Start of Data supplied
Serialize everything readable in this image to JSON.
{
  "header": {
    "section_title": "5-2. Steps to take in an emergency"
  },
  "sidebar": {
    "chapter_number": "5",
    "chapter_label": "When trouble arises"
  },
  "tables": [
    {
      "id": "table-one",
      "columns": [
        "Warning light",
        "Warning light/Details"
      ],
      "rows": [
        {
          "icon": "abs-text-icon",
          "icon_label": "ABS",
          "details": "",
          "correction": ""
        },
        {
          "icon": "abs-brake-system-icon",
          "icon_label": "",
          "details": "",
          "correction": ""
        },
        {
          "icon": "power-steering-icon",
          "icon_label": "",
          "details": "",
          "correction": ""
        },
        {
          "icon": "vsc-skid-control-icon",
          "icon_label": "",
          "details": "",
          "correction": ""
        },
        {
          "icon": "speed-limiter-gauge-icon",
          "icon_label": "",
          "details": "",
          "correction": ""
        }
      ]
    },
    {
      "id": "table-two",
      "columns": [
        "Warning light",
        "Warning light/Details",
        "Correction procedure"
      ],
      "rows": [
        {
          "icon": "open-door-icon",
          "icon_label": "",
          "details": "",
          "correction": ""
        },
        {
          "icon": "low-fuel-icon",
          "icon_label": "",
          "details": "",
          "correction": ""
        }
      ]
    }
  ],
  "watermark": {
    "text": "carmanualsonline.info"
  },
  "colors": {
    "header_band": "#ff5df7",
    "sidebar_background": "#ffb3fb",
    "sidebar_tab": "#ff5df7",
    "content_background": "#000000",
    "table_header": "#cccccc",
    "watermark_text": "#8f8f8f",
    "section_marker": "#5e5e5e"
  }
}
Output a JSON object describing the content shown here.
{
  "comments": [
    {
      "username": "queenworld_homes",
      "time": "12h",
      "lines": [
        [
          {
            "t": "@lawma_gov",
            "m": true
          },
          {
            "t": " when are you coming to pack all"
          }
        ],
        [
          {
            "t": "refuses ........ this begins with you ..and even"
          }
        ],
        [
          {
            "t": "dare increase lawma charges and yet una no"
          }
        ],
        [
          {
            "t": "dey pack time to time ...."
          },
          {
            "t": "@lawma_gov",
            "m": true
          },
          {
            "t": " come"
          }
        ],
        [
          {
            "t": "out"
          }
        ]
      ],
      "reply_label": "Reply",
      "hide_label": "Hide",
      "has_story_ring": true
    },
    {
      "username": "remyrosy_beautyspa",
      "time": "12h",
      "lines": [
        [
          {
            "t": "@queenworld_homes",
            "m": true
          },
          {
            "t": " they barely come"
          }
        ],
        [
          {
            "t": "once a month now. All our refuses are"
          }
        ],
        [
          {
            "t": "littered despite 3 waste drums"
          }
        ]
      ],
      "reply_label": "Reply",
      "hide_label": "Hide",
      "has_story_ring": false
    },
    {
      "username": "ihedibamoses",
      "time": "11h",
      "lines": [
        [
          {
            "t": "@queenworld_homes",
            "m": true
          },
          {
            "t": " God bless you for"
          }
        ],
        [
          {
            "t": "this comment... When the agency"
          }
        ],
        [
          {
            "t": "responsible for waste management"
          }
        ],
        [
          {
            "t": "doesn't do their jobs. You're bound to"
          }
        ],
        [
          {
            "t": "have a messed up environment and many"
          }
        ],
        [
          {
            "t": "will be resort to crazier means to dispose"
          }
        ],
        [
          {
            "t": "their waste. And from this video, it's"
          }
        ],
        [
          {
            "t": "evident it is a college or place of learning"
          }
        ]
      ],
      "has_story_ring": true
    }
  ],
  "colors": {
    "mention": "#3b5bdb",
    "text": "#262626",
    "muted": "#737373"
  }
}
End of Data supplied
Exercise directions:
Quote the data above in full, changing nothing.

Full solution:
Serialize everything readable in this image to JSON.
{
  "header": {
    "section_title": "5-2. Steps to take in an emergency"
  },
  "sidebar": {
    "chapter_number": "5",
    "chapter_label": "When trouble arises"
  },
  "tables": [
    {
      "id": "table-one",
      "columns": [
        "Warning light",
        "Warning light/Details"
      ],
      "rows": [
        {
          "icon": "abs-text-icon",
          "icon_label": "ABS",
          "details": "",
          "correction": ""
        },
        {
          "icon": "abs-brake-system-icon",
          "icon_label": "",
          "details": "",
          "correction": ""
        },
        {
          "icon": "power-steering-icon",
          "icon_label": "",
          "details": "",
          "correction": ""
        },
        {
          "icon": "vsc-skid-control-icon",
          "icon_label": "",
          "details": "",
          "correction": ""
        },
        {
          "icon": "speed-limiter-gauge-icon",
          "icon_label": "",
          "details": "",
          "correction": ""
        }
      ]
    },
    {
      "id": "table-two",
      "columns": [
        "Warning light",
        "Warning light/Details",
        "Correction procedure"
      ],
      "rows": [
        {
          "icon": "open-door-icon",
          "icon_label": "",
          "details": "",
          "correction": ""
        },
        {
          "icon": "low-fuel-icon",
          "icon_label": "",
          "details": "",
          "correction": ""
        }
      ]
    }
  ],
  "watermark": {
    "text": "carmanualsonline.info"
  },
  "colors": {
    "header_band": "#ff5df7",
    "sidebar_background": "#ffb3fb",
    "sidebar_tab": "#ff5df7",
    "content_background": "#000000",
    "table_header": "#cccccc",
    "watermark_text": "#8f8f8f",
    "section_marker": "#5e5e5e"
  }
}
Output a JSON object describing the content shown here.
{
  "comments": [
    {
      "username": "queenworld_homes",
      "time": "12h",
      "lines": [
        [
          {
            "t": "@lawma_gov",
            "m": true
          },
          {
            "t": " when are you coming to pack all"
          }
        ],
        [
          {
            "t": "refuses ........ this begins with you ..and even"
          }
        ],
        [
          {
            "t": "dare increase lawma charges and yet una no"
          }
        ],
        [
          {
            "t": "dey pack time to time ...."
          },
          {
            "t": "@lawma_gov",
            "m": true
          },
          {
            "t": " come"
          }
        ],
        [
          {
            "t": "out"
          }
        ]
      ],
      "reply_label": "Reply",
      "hide_label": "Hide",
      "has_story_ring": true
    },
    {
      "username": "remyrosy_beautyspa",
      "time": "12h",
      "lines": [
        [
          {
            "t": "@queenworld_homes",
            "m": true
          },
          {
            "t": " they barely come"
          }
        ],
        [
          {
            "t": "once a month now. All our refuses are"
          }
        ],
        [
          {
            "t": "littered despite 3 waste drums"
          }
        ]
      ],
      "reply_label": "Reply",
      "hide_label": "Hide",
      "has_story_ring": false
    },
    {
      "username": "ihedibamoses",
      "time": "11h",
      "lines": [
        [
          {
            "t": "@queenworld_homes",
            "m": true
          },
          {
            "t": " God bless you for"
          }
        ],
        [
          {
            "t": "this comment... When the agency"
          }
        ],
        [
          {
            "t": "responsible for waste management"
          }
        ],
        [
          {
            "t": "doesn't do their jobs. You're bound to"
          }
        ],
        [
          {
            "t": "have a messed up environment and many"
          }
        ],
        [
          {
            "t": "will be resort to crazier means to dispose"
          }
        ],
        [
          {
            "t": "their waste. And from this video, it's"
          }
        ],
        [
          {
            "t": "evident it is a college or place of learning"
          }
        ]
      ],
      "has_story_ring": true
    }
  ],
  "colors": {
    "mention": "#3b5bdb",
    "text": "#262626",
    "muted": "#737373"
  }
}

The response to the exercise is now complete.